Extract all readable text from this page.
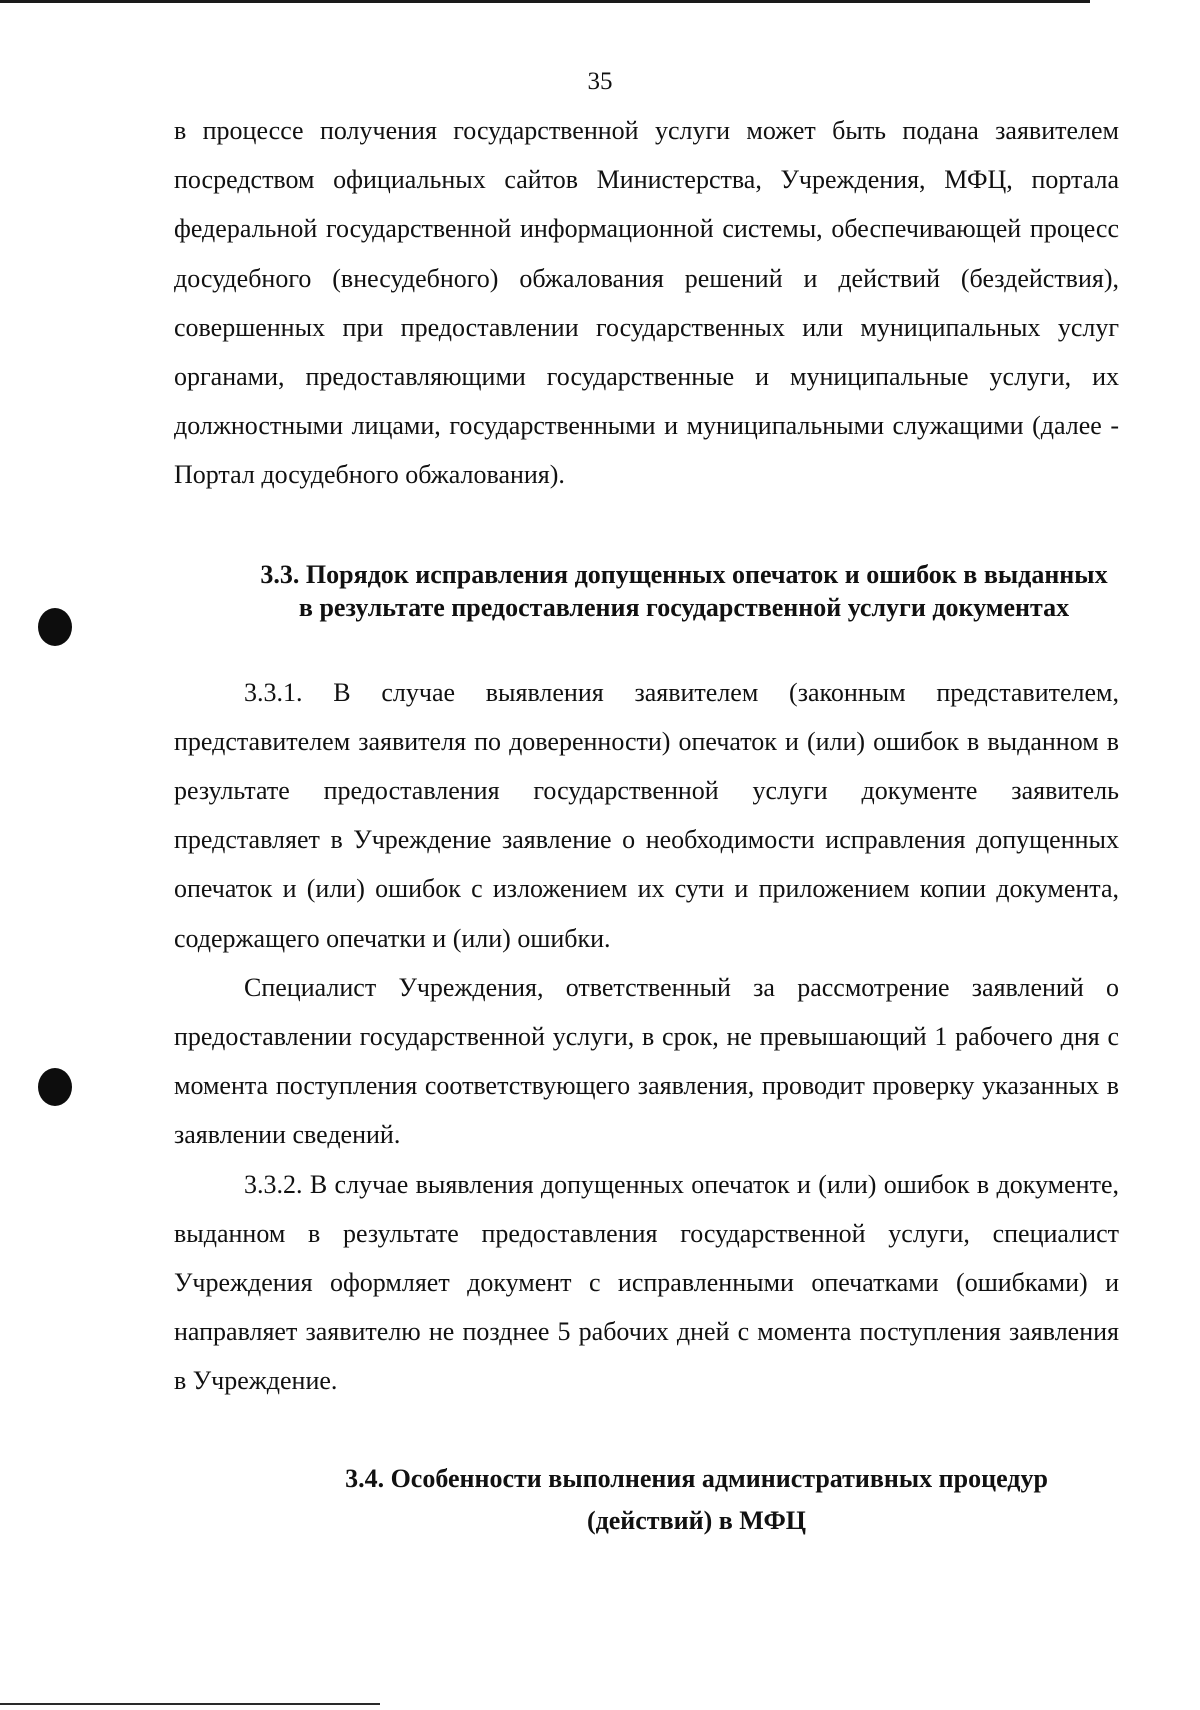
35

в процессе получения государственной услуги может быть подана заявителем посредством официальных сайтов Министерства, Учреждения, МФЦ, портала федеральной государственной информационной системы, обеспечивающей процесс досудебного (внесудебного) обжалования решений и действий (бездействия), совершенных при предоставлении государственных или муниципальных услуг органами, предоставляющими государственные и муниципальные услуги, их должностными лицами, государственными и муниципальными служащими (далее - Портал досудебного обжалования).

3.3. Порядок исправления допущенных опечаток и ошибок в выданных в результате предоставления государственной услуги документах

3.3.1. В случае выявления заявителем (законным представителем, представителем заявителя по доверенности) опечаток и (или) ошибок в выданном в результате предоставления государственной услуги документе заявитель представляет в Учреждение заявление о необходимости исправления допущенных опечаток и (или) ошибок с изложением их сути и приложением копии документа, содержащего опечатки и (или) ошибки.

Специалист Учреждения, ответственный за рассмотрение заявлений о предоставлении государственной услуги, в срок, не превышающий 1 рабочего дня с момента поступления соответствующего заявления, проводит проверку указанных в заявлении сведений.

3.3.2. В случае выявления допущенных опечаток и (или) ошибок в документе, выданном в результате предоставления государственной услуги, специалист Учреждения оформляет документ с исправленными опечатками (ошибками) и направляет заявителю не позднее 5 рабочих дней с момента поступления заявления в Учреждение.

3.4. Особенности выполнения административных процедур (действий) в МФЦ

┄┄┄┄┄┄┄┄┄┄

__Required task__.
Leave the images out, please, and restate each line word for word.

__Written solution__.
Extract all readable text from this page.
35

в процессе получения государственной услуги может быть подана заявителем посредством официальных сайтов Министерства, Учреждения, МФЦ, портала федеральной государственной информационной системы, обеспечивающей процесс досудебного (внесудебного) обжалования решений и действий (бездействия), совершенных при предоставлении государственных или муниципальных услуг органами, предоставляющими государственные и муниципальные услуги, их должностными лицами, государственными и муниципальными служащими (далее - Портал досудебного обжалования).

3.3. Порядок исправления допущенных опечаток и ошибок в выданных в результате предоставления государственной услуги документах

3.3.1. В случае выявления заявителем (законным представителем, представителем заявителя по доверенности) опечаток и (или) ошибок в выданном в результате предоставления государственной услуги документе заявитель представляет в Учреждение заявление о необходимости исправления допущенных опечаток и (или) ошибок с изложением их сути и приложением копии документа, содержащего опечатки и (или) ошибки.

Специалист Учреждения, ответственный за рассмотрение заявлений о предоставлении государственной услуги, в срок, не превышающий 1 рабочего дня с момента поступления соответствующего заявления, проводит проверку указанных в заявлении сведений.

3.3.2. В случае выявления допущенных опечаток и (или) ошибок в документе, выданном в результате предоставления государственной услуги, специалист Учреждения оформляет документ с исправленными опечатками (ошибками) и направляет заявителю не позднее 5 рабочих дней с момента поступления заявления в Учреждение.

3.4. Особенности выполнения административных процедур (действий) в МФЦ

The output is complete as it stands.